» **AIM OF THE EXERCISE**
Count how many lines hold the word "jihati" and give that number as the whole answer.

» **RECORDS FOR THE EXERCISE**

-------------------------

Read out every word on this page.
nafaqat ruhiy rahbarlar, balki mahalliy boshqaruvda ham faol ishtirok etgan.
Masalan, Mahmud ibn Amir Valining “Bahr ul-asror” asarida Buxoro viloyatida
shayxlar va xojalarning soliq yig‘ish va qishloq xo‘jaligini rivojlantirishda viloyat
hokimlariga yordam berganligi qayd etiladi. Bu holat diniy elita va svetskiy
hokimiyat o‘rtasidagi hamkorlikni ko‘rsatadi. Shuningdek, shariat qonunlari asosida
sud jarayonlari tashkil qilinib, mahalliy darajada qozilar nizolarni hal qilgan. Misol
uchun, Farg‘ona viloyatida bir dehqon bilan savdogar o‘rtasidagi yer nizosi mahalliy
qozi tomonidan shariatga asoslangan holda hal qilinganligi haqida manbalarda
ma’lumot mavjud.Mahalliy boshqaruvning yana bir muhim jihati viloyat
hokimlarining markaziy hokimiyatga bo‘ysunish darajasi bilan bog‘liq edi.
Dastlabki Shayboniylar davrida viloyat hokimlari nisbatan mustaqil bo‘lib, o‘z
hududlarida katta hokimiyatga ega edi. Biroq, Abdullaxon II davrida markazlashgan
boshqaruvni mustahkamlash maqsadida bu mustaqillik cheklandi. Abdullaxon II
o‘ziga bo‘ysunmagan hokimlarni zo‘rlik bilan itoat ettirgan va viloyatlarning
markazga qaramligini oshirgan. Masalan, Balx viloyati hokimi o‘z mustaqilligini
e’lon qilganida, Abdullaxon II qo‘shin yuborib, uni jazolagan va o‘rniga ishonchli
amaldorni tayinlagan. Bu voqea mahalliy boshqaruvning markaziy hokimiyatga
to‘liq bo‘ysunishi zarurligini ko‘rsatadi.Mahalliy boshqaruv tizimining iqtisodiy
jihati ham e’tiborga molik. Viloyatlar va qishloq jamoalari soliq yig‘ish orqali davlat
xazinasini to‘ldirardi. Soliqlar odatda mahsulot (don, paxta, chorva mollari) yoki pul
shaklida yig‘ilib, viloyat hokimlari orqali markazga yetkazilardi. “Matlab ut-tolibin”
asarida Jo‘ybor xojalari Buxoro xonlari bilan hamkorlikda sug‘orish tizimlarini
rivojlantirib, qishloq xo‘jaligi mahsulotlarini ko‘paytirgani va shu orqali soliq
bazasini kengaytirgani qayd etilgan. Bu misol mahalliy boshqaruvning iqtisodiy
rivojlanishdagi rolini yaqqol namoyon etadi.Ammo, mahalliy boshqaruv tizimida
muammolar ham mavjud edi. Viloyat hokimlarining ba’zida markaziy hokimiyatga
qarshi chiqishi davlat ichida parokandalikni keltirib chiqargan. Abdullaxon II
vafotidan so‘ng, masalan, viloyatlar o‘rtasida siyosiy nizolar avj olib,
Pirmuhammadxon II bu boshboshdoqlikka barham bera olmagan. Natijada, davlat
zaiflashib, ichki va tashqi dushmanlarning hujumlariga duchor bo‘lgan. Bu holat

-------------------------

» **RESPONSE FOR THIS EXERCISE**
2